> _AIM OF THE TASK_
Wherever the string "القيادية" appears, copy the whole line.

> _EXERCISE MATERIALS_
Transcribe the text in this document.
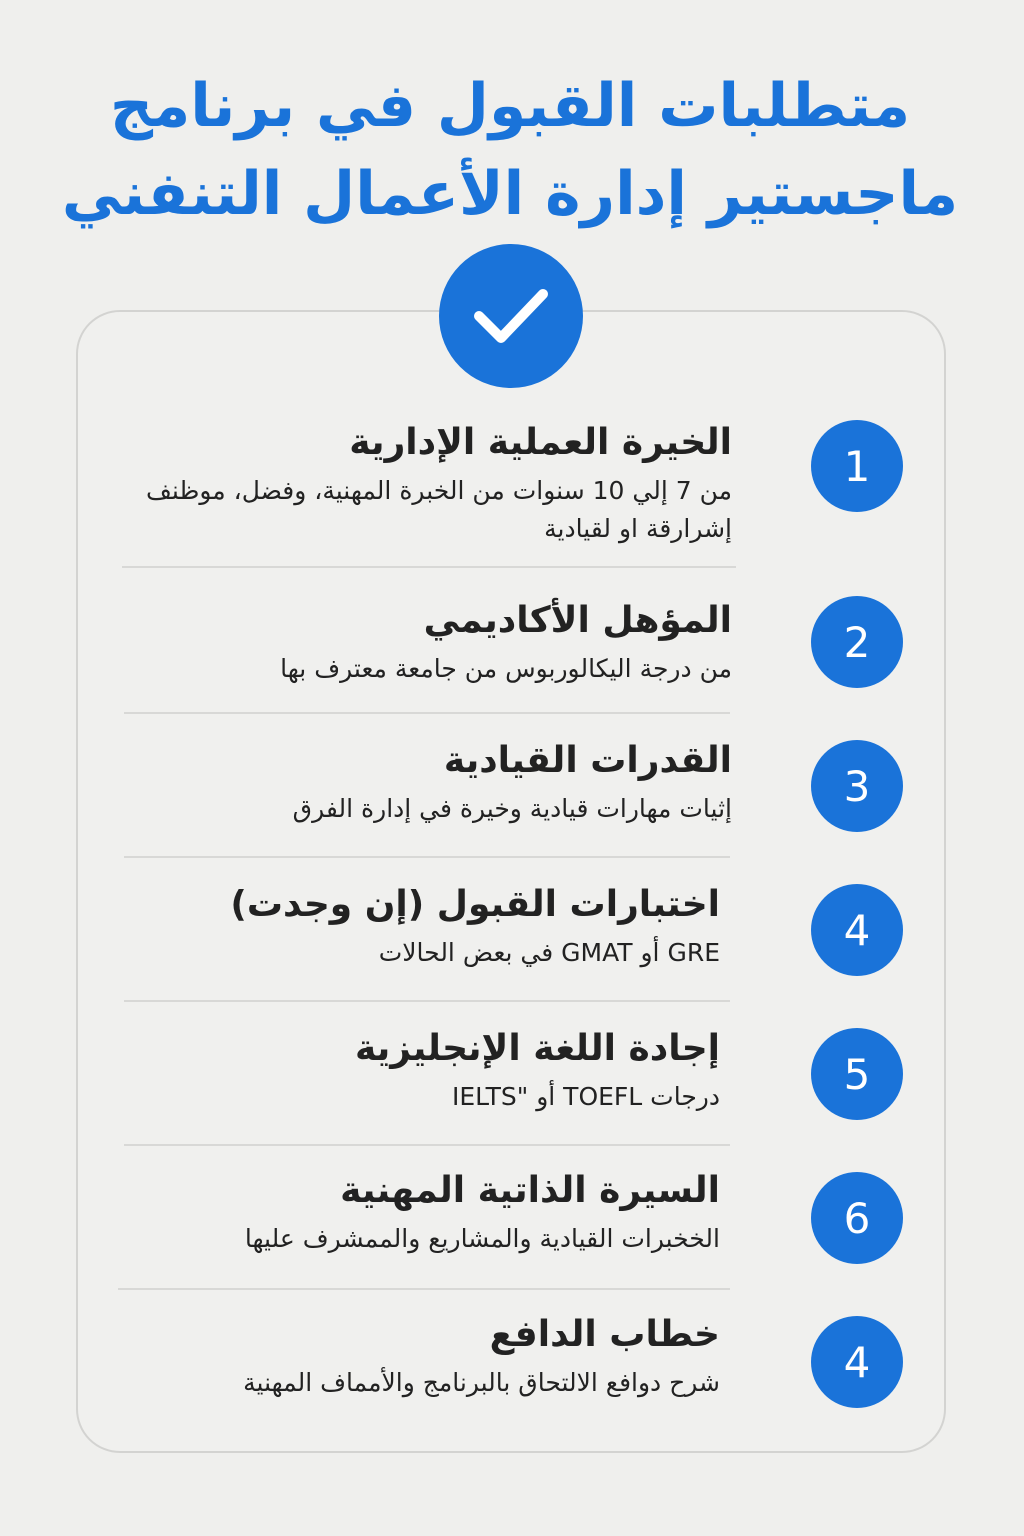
متطلبات القبول في برنامج
ماجستير إدارة الأعمال التنفني
1
الخيرة العملية الإدارية
من 7 إلي 10 سنوات من الخبرة المهنية، وفضل، موظنف إشرارقة او لقيادية
2
المؤهل الأكاديمي
من درجة اليكالوربوس من جامعة معترف بها
3
القدرات القيادية
إثيات مهارات قيادية وخيرة في إدارة الفرق
4
اختبارات القبول (إن وجدت)
GRE أو GMAT في بعض الحالات
5
إجادة اللغة الإنجليزية
درجات TOEFL أو "IELTS
6
السيرة الذاتية المهنية
الخخبرات القيادية والمشاريع والممشرف عليها
4
خطاب الدافع
شرح دوافع الالتحاق بالبرنامج والأمماف المهنية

> _EXERCISE SOLUTION_
القدرات القيادية
الخخبرات القيادية والمشاريع والممشرف عليها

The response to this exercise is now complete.